Work required: Which lines below hold the word "Cirurgião"? Report each one.

The data:
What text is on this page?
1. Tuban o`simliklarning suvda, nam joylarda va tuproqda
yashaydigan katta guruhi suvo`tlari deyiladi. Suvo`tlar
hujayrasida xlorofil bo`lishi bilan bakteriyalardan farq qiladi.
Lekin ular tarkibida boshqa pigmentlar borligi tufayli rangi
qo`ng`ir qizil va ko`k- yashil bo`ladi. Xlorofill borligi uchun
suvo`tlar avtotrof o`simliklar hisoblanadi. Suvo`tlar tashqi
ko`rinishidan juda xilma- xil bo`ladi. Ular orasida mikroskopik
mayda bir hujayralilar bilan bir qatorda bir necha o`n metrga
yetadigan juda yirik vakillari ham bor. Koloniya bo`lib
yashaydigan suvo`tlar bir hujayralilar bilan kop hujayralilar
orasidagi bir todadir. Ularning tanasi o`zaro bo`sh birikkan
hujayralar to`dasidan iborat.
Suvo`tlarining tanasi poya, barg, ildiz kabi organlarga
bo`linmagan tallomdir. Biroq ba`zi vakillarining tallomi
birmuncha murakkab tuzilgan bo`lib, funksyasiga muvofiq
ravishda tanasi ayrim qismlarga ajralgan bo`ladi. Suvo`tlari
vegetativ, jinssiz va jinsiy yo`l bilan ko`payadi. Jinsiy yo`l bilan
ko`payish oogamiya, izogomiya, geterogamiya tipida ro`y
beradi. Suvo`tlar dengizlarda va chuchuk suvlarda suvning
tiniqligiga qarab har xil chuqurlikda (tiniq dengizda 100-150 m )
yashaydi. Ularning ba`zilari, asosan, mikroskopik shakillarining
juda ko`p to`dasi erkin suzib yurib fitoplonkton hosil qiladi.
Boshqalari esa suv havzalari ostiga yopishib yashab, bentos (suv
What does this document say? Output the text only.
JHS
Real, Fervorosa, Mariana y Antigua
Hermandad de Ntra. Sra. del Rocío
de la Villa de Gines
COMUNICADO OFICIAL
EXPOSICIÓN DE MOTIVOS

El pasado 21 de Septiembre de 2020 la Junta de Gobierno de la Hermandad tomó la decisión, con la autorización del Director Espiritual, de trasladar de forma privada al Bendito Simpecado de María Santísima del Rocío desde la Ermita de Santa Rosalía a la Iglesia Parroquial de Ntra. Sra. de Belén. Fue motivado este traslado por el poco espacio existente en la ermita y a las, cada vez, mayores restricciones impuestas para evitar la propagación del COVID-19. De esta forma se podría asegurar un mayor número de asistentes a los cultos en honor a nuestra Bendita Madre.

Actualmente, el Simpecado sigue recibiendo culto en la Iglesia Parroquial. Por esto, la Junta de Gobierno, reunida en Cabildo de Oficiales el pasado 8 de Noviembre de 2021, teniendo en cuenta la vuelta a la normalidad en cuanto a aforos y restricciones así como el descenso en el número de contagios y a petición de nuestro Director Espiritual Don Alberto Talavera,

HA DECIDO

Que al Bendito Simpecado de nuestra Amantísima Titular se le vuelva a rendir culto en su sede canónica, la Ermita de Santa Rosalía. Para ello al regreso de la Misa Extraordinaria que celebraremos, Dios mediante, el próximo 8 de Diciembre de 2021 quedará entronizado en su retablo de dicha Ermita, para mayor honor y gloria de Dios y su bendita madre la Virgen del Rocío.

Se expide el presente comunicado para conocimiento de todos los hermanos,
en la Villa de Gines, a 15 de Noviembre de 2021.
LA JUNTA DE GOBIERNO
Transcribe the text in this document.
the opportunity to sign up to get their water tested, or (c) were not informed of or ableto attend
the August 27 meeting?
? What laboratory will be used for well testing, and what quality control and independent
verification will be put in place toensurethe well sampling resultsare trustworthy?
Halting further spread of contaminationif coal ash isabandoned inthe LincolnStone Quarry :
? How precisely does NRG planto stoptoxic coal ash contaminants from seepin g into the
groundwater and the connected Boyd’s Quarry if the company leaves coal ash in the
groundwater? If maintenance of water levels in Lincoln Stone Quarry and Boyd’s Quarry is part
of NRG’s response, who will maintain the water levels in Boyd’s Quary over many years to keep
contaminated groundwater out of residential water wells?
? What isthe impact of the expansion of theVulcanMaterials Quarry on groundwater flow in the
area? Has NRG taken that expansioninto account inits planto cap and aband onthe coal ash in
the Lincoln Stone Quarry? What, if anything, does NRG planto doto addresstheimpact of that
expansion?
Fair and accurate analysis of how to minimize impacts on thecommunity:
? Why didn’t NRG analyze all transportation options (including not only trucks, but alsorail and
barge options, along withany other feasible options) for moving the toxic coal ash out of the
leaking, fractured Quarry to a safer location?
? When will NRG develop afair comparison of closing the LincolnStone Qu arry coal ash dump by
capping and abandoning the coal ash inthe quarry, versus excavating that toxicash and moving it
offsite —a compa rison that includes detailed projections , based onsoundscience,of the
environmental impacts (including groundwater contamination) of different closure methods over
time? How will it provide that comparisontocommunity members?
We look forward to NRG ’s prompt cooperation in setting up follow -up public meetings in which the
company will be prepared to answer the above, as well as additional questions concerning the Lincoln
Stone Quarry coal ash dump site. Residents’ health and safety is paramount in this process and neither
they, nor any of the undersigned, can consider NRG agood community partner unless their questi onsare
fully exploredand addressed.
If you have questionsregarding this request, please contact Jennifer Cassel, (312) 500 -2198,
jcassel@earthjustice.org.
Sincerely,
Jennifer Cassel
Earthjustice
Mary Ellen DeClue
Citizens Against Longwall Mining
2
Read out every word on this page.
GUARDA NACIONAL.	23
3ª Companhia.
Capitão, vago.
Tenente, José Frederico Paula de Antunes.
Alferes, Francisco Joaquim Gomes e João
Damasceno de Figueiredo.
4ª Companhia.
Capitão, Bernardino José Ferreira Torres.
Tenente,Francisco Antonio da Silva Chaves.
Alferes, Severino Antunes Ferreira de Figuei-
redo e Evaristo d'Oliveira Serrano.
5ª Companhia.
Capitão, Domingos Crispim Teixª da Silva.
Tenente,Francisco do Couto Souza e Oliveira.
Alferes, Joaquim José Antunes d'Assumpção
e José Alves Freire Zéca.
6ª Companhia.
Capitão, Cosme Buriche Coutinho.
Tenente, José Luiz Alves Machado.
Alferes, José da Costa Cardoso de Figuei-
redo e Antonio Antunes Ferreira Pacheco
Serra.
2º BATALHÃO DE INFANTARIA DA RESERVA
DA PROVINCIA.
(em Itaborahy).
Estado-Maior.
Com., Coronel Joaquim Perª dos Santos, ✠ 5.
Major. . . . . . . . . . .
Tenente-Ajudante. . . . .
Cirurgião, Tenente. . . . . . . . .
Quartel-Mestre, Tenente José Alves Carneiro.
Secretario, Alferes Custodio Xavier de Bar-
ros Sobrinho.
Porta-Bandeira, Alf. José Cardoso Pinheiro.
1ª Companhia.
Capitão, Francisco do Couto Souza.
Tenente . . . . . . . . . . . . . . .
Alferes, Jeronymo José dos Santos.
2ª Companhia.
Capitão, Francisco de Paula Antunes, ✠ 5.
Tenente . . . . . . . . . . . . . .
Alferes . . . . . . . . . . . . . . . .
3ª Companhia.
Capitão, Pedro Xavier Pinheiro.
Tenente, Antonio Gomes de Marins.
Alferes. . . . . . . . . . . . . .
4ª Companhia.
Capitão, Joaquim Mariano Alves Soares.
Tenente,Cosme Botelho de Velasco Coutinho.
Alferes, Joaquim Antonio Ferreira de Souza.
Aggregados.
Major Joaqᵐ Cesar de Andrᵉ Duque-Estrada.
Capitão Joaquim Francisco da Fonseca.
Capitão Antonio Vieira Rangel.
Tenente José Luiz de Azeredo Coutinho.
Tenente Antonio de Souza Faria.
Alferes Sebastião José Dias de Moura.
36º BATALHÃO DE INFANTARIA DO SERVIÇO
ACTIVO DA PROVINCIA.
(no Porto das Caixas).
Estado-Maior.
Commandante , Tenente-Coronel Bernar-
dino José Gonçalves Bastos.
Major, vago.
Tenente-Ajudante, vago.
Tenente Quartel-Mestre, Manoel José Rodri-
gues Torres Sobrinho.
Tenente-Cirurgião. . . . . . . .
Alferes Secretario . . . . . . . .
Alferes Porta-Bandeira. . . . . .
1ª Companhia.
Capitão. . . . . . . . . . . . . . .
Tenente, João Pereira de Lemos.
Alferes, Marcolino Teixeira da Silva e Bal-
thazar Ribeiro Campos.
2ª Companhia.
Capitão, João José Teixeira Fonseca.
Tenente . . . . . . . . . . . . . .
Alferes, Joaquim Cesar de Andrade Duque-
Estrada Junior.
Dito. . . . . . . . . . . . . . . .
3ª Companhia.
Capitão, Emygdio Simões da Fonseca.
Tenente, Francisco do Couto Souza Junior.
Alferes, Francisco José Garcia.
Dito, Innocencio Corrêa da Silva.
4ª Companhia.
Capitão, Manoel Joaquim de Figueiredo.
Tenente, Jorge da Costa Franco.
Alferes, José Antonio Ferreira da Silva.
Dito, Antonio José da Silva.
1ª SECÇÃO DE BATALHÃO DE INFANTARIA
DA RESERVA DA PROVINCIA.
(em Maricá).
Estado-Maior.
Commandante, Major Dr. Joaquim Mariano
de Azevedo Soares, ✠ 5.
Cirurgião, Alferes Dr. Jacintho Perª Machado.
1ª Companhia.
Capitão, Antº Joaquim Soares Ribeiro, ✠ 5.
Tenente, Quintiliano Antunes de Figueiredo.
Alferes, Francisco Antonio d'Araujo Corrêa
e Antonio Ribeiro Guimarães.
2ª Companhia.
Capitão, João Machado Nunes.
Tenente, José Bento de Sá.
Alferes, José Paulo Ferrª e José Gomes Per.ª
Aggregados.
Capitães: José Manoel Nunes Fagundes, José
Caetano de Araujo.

Output below:
Cirurgião, Tenente. . . . . . . . .
Tenente-Cirurgião. . . . . . . .
Cirurgião, Alferes Dr. Jacintho Perª Machado.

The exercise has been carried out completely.